━━ ITEMS

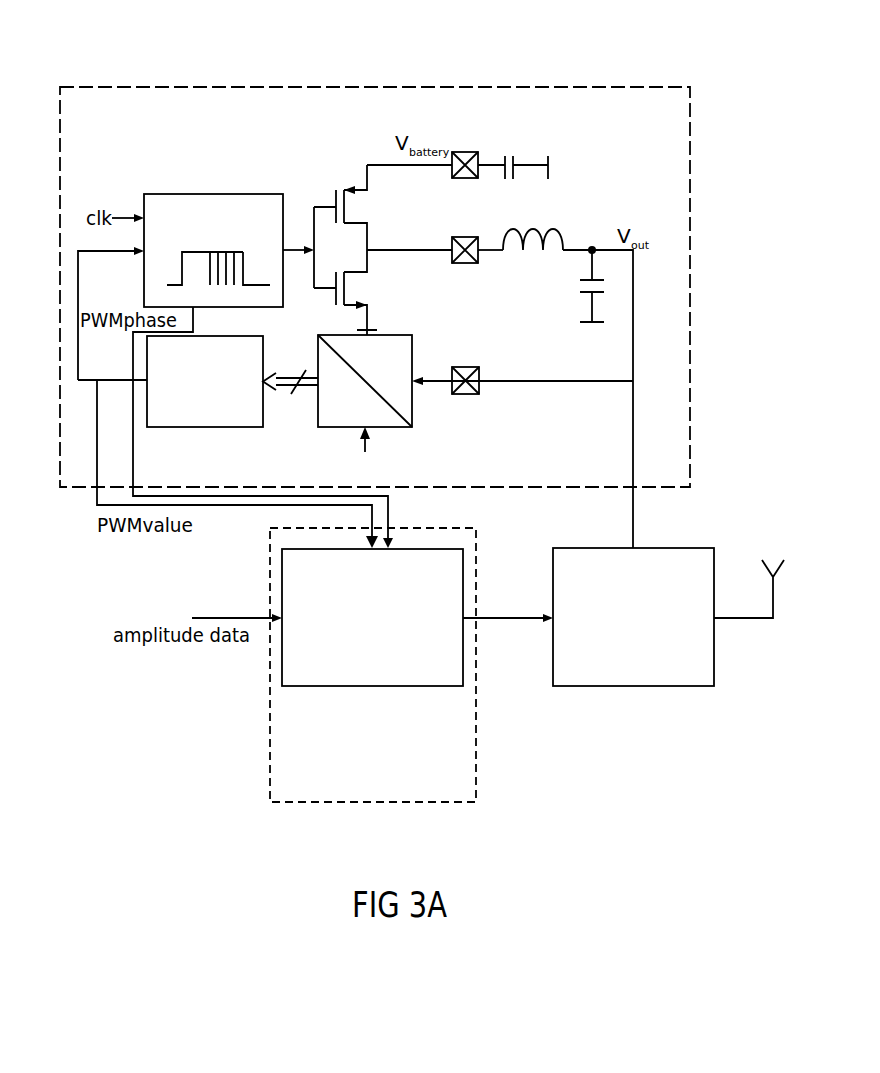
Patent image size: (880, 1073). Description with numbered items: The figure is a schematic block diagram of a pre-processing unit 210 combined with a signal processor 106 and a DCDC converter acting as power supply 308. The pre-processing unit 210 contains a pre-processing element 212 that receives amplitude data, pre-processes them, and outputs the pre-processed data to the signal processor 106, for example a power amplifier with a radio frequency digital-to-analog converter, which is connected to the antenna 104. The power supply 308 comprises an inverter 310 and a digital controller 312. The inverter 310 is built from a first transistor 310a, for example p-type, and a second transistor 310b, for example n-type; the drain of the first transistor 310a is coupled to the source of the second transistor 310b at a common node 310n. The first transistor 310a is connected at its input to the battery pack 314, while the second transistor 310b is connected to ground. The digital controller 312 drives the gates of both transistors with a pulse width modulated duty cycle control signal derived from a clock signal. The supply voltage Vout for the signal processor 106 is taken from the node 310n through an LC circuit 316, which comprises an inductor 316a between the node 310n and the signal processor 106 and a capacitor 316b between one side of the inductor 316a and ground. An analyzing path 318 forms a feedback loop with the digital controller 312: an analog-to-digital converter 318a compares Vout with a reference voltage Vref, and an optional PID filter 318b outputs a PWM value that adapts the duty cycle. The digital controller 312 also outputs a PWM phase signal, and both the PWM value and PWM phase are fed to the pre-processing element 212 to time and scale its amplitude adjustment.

The antenna 104 is at (770, 572).
The signal processor 106 is at (633, 688).
The pre-processing unit 210 is at (413, 665).
The pre-processing element 212 is at (372, 688).
The power supply 308 is at (197, 86).
The inverter 310 is at (383, 190).
The first transistor 310a is at (353, 205).
The second transistor 310b is at (353, 289).
The common node 310n is at (389, 248).
The digital controller 312 is at (210, 193).
The battery pack 314 is at (510, 155).
The LC circuit 316 is at (583, 345).
The inductor 316a is at (597, 200).
The capacitor 316b is at (597, 270).
The analyzing path 318 is at (464, 406).
The analog-to-digital converter 318a is at (400, 430).
The PID filter 318b is at (205, 430).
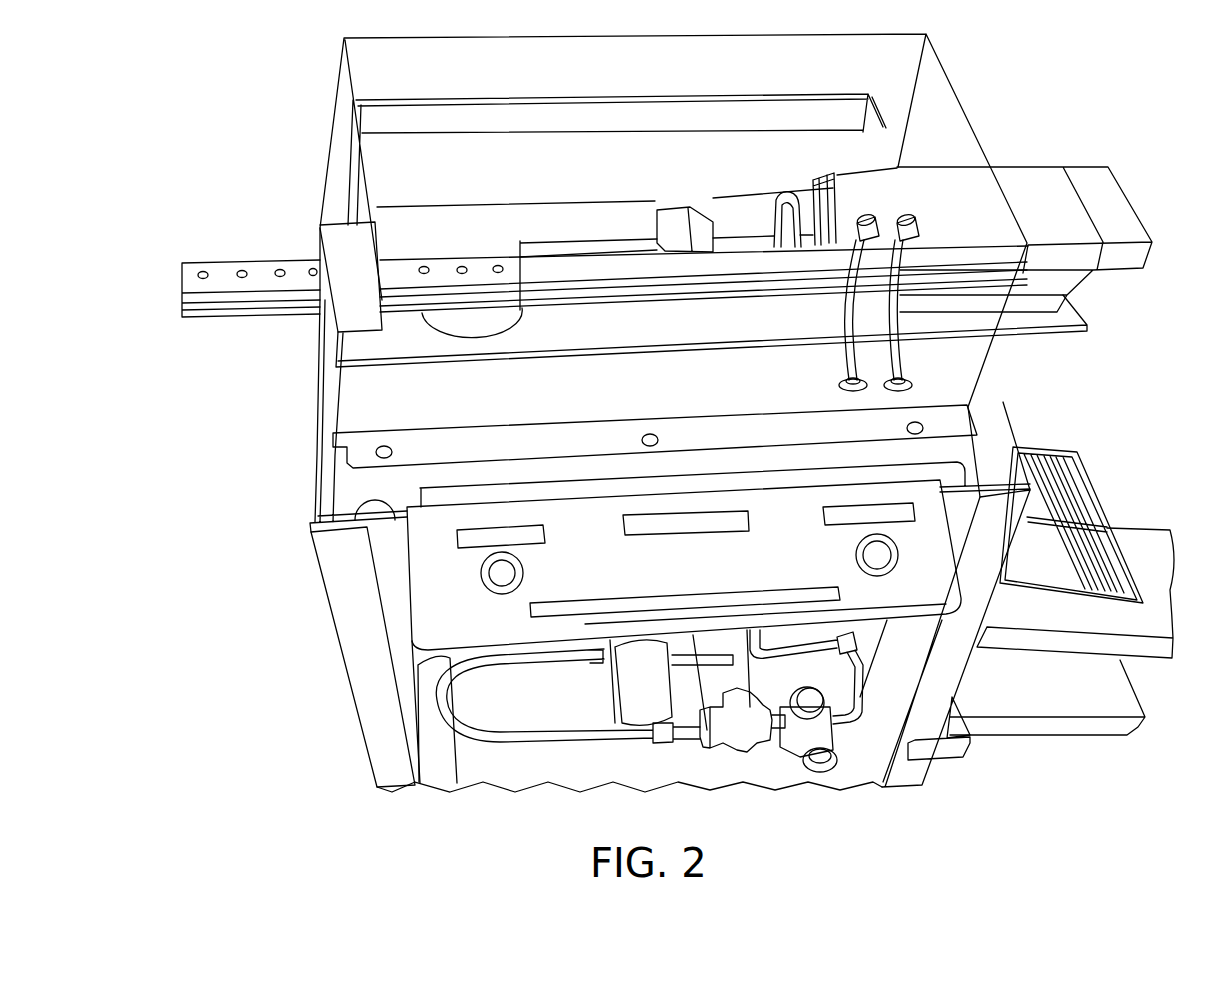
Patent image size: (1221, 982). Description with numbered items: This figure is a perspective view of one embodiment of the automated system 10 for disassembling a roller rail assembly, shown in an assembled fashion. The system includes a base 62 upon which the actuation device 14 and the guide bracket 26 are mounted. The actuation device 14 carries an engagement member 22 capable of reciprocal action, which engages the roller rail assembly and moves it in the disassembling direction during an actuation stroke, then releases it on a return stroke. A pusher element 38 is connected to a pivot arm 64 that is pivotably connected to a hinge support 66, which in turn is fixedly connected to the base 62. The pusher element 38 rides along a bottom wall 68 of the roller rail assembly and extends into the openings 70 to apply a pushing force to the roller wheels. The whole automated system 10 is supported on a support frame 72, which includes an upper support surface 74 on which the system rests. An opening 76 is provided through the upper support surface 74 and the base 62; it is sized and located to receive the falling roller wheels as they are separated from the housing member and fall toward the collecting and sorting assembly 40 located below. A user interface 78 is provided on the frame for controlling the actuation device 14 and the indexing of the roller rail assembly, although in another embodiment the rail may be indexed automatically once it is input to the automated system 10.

The automated system 10 is at (573, 93).
The actuation device 14 is at (942, 182).
The engagement member 22 is at (230, 252).
The guide bracket 26 is at (365, 232).
The pusher element 38 is at (678, 215).
The collecting and sorting assembly 40 is at (757, 757).
The base 62 is at (580, 340).
The pivot arm 64 is at (748, 226).
The hinge support 66 is at (823, 173).
The bottom wall 68 is at (499, 269).
The openings 70 is at (463, 270).
The support frame 72 is at (318, 587).
The upper support surface 74 is at (368, 408).
The opening 76 is at (470, 334).
The user interface 78 is at (431, 607).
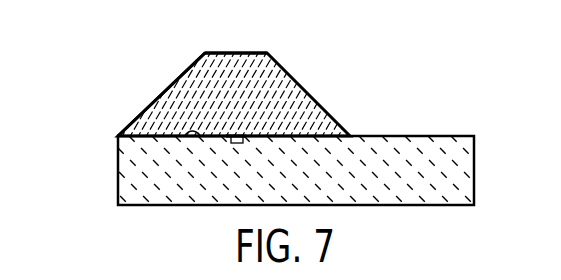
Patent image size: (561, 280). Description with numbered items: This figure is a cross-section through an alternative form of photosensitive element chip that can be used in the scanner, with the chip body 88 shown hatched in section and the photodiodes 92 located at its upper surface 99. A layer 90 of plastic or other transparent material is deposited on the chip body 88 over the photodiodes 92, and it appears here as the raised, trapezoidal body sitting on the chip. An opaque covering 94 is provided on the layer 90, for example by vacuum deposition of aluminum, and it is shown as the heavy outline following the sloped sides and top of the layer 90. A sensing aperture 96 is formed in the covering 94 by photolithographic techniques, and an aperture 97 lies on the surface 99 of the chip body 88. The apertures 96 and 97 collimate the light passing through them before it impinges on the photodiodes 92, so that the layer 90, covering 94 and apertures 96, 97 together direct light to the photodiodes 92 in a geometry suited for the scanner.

The substrate 88 is at (118, 170).
The layer 90 is at (312, 98).
The opaque covering 94 is at (185, 72).
The sensing apertures 96 is at (240, 46).
The apertures 97 is at (230, 121).
The surface 99 is at (184, 137).
The photodiodes 92 is at (232, 143).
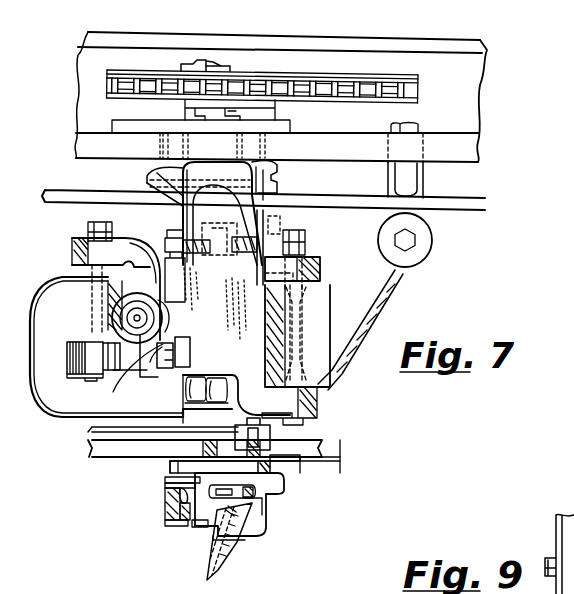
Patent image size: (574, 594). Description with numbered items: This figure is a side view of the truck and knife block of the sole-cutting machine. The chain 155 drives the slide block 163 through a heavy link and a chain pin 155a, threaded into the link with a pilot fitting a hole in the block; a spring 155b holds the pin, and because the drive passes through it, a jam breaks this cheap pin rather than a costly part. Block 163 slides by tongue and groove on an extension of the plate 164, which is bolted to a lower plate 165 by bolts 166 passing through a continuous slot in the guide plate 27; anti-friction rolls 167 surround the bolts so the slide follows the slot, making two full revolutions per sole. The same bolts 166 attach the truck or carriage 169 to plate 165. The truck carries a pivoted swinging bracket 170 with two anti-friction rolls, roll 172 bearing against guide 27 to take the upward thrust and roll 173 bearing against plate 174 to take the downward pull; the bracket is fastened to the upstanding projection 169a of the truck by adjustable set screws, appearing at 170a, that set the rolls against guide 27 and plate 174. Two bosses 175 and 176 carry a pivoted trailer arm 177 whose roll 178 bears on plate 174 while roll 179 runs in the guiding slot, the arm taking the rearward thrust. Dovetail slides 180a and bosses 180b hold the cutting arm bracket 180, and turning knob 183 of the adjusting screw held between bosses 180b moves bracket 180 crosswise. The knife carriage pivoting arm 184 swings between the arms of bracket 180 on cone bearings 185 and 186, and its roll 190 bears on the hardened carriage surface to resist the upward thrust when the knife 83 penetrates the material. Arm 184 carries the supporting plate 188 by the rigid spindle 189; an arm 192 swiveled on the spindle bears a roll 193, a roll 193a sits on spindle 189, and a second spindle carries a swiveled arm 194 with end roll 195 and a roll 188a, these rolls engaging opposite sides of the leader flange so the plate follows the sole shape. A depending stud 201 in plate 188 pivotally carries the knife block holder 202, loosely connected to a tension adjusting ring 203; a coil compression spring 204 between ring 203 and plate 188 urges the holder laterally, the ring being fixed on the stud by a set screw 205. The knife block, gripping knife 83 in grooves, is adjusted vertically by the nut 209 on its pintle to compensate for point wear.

The guide plate 27 is at (484, 152).
The knife 83 is at (218, 558).
The chain 155 is at (296, 82).
The chain pin 155a is at (226, 65).
The spring 155b is at (205, 62).
The slide block 163 is at (232, 108).
The plate 164 is at (279, 121).
The lower plate 165 is at (277, 165).
The bolts 166 is at (170, 189).
The anti-friction rolls 167 is at (165, 144).
The truck 169 is at (215, 304).
The upstanding projection 169a is at (224, 255).
The swinging bracket 170 is at (186, 205).
The arm portion 170a is at (262, 241).
The anti-friction roll 172 is at (277, 183).
The anti-friction roll 173 is at (160, 173).
The plate 174 is at (485, 200).
The boss 175 is at (308, 278).
The boss 176 is at (315, 408).
The trailer arm 177 is at (372, 308).
The roll 178 is at (423, 249).
The roll 179 is at (413, 154).
The cutting arm bracket 180 is at (135, 256).
The dovetail slides 180a is at (160, 297).
The bosses 180b is at (152, 360).
The knob 183 is at (115, 382).
The knife carriage pivoting arm 184 is at (60, 403).
The cone bearing 185 is at (72, 269).
The cone bearing 186 is at (86, 342).
The supporting plate 188 is at (283, 475).
The roll 188a is at (276, 457).
The spindle 189 is at (215, 458).
The roll 190 is at (210, 382).
The arm 192 is at (200, 436).
The roll 193 is at (210, 450).
The roll 193a is at (220, 470).
The arm 194 is at (268, 428).
The roll 195 is at (270, 445).
The depending stud 201 is at (178, 477).
The knife block holder 202 is at (166, 513).
The tension adjusting ring 203 is at (168, 498).
The coil compression spring 204 is at (172, 487).
The set screw 205 is at (188, 503).
The nut 209 is at (255, 500).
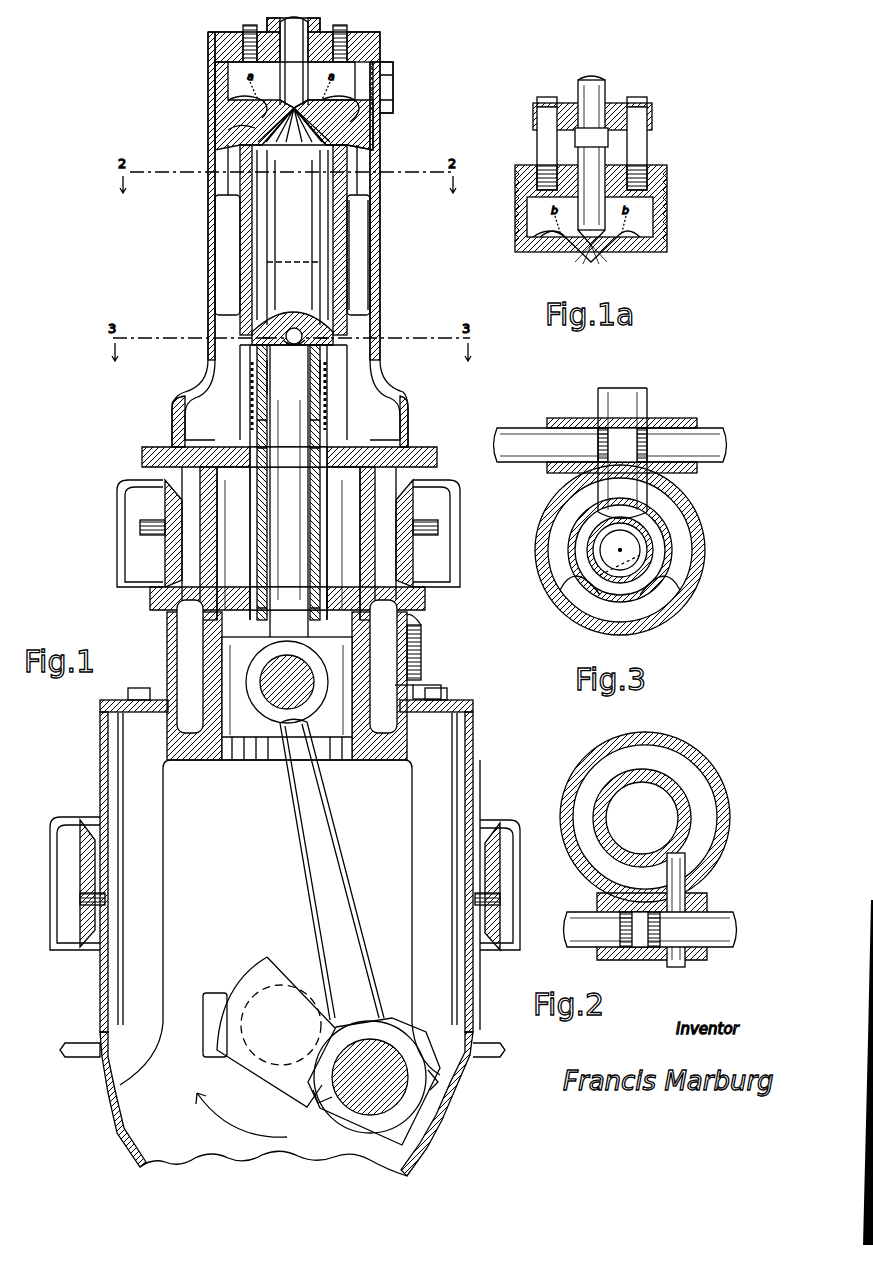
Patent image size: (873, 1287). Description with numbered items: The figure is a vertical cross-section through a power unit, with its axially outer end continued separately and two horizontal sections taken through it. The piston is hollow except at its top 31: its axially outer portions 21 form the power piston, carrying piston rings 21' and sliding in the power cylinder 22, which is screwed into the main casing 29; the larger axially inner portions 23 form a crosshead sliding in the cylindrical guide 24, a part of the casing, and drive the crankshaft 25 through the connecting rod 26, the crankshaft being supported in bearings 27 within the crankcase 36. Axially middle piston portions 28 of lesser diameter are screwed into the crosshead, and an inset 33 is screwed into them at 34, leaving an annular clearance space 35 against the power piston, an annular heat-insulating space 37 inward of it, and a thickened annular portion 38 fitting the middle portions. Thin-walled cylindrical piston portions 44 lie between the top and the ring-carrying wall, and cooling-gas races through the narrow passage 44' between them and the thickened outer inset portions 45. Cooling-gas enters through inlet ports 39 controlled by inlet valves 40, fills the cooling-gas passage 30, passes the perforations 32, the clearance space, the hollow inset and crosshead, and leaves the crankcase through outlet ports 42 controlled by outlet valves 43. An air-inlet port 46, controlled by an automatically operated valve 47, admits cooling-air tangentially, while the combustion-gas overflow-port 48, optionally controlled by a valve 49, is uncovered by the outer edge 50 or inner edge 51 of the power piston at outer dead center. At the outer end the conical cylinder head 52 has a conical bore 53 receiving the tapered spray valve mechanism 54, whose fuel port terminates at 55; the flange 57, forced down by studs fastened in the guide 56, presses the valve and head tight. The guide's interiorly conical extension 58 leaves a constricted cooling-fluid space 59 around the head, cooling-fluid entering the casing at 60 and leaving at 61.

In FIG. 1, the axially outer piston portions 21 is at (342, 392).
In FIG. 1, the piston rings 21' is at (341, 392).
In FIG. 1, the power cylinder 22 is at (342, 252).
In FIG. 3, the power cylinder 22 is at (580, 610).
In FIG. 2, the power cylinder 22 is at (603, 800).
In FIG. 1, the axially inner piston portions (crosshead) 23 is at (222, 656).
In FIG. 1, the cylindrical guide 24 is at (412, 690).
In FIG. 1, the crankshaft 25 is at (285, 1000).
In FIG. 1, the connecting rod 26 is at (328, 850).
In FIG. 1, the bearings 27 is at (215, 1010).
In FIG. 1, the axially middle piston portions 28 is at (345, 490).
In FIG. 1, the main casing 29 is at (372, 208).
In FIG. 3, the main casing 29 is at (700, 535).
In FIG. 2, the main casing 29 is at (715, 785).
In FIG. 1, the cooling-gas passage 30 is at (340, 525).
In FIG. 1, the piston top 31 is at (292, 318).
In FIG. 1, the perforations 32 is at (310, 430).
In FIG. 1, the inset 33 is at (312, 576).
In FIG. 1, the threaded connection of inset 34 is at (267, 604).
In FIG. 1, the annular clearance space 35 is at (268, 388).
In FIG. 1, the crankcase 36 is at (120, 1136).
In FIG. 1, the annular heat-insulating space 37 is at (262, 550).
In FIG. 1, the thickened annular portion of inset 38 is at (310, 455).
In FIG. 1, the cooling-gas inlet ports 39 is at (152, 497).
In FIG. 1, the inlet valves 40 is at (165, 560).
In FIG. 1, the cooling-gas outlet ports 42 is at (80, 845).
In FIG. 1, the outlet valves 43 is at (85, 905).
In FIG. 1, the thin-walled cylindrical piston portions 44 is at (290, 331).
In FIG. 3, the thin-walled cylindrical piston portions 44 is at (668, 550).
In FIG. 3, the narrow passage 44' is at (665, 587).
In FIG. 1, the thickened axially outer portions of inset 45 is at (262, 346).
In FIG. 3, the thickened axially outer portions of inset 45 is at (590, 548).
In FIG. 2, the air-inlet port 46 is at (685, 880).
In FIG. 2, the automatically operated valve 47 is at (718, 945).
In FIG. 1, the combustion-gas overflow-port 48 is at (368, 302).
In FIG. 3, the combustion-gas overflow-port 48 is at (628, 392).
In FIG. 3, the valve 49 is at (700, 430).
In FIG. 1, the outer edge of power piston (dotted line) 50 is at (302, 162).
In FIG. 1, the inner edge of power piston (dotted line) 51 is at (296, 262).
In FIG. 1, the cylinder head 52 is at (235, 120).
In FIG. 1, the conical bore 53 is at (352, 135).
In FIG. 1A, the conical bore 53 is at (605, 252).
In FIG. 1, the spray valve mechanism 54 is at (290, 50).
In FIG. 1A, the spray valve mechanism 54 is at (596, 170).
In FIG. 1A, the fuel-inlet port termination 55 is at (575, 258).
In FIG. 1, the guide 56 is at (372, 50).
In FIG. 1A, the guide 56 is at (518, 180).
In FIG. 1A, the flange 57 is at (533, 118).
In FIG. 1, the interiorly conical extension 58 is at (232, 105).
In FIG. 1, the constricted annular cooling-fluid space 59 is at (250, 130).
In FIG. 1, the cooling-fluid inlet 60 is at (421, 640).
In FIG. 1, the cooling-fluid outlet 61 is at (393, 88).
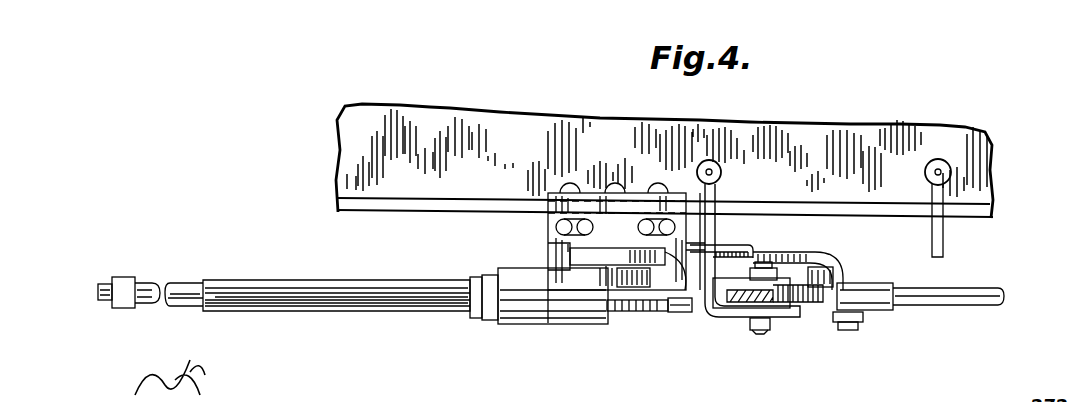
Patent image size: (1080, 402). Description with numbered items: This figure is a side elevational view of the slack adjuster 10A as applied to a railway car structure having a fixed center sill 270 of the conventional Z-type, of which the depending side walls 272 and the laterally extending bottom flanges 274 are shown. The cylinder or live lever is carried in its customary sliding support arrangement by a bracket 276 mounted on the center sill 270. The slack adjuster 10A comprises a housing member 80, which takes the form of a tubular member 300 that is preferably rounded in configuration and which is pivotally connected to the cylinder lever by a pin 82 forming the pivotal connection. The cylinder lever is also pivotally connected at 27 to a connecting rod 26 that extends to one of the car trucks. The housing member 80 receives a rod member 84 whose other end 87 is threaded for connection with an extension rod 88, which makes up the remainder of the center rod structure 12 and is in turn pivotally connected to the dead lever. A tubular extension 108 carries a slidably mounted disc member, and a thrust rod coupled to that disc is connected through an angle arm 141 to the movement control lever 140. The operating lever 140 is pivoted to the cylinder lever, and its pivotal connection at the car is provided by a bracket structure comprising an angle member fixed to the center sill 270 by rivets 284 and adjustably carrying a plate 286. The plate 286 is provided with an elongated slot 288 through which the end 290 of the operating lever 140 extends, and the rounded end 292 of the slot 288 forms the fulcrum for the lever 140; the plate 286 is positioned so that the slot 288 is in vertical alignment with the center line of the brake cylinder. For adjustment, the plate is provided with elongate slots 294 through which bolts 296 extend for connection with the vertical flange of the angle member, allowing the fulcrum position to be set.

The center sill 270 is at (962, 142).
The depending side walls 272 is at (975, 190).
The laterally extending bottom flanges 274 is at (985, 213).
The bracket 276 is at (945, 244).
The bolts 296 is at (583, 218).
The elongate slots 294 is at (572, 221).
The rivets 284 is at (615, 185).
The plate 286 is at (556, 228).
The elongated slot 288 is at (550, 240).
The end of operating lever 290 is at (607, 256).
The rounded end of slot 292 is at (665, 313).
The tubular extension 108 is at (633, 312).
The slack adjuster 10A is at (379, 277).
The center rod structure 12 is at (374, 324).
The housing member 80 is at (439, 321).
The rod member 84 is at (198, 279).
The other end of rod member 87 is at (165, 262).
The extension rod 88 is at (120, 302).
The tubular member 300 is at (290, 297).
The angle arm 141 is at (742, 251).
The movement control lever 140 is at (790, 258).
The pivotal connection 27 is at (898, 253).
The pin 82 is at (760, 332).
The connecting rod 26 is at (932, 305).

━━━━

BRIEF - Please rewrite the listing from the line with "Patent image size: (561, 280)." up to and including the line with "The substrate 88 is at (118, 170).", substituting "imaging device" for "scanner" and leaving everything else unchanged.

SOLUTION TO THIS PROBLEM -
Patent image size: (561, 280). Description with numbered items: This figure is a cross-section through an alternative form of photosensitive element chip that can be used in the imaging device, with the chip body 88 shown hatched in section and the photodiodes 92 located at its upper surface 99. A layer 90 of plastic or other transparent material is deposited on the chip body 88 over the photodiodes 92, and it appears here as the raised, trapezoidal body sitting on the chip. An opaque covering 94 is provided on the layer 90, for example by vacuum deposition of aluminum, and it is shown as the heavy outline following the sloped sides and top of the layer 90. A sensing aperture 96 is formed in the covering 94 by photolithographic techniques, and an aperture 97 lies on the surface 99 of the chip body 88. The apertures 96 and 97 collimate the light passing through them before it impinges on the photodiodes 92, so that the layer 90, covering 94 and apertures 96, 97 together direct light to the photodiodes 92 in a geometry suited for the imaging device.

The substrate 88 is at (118, 170).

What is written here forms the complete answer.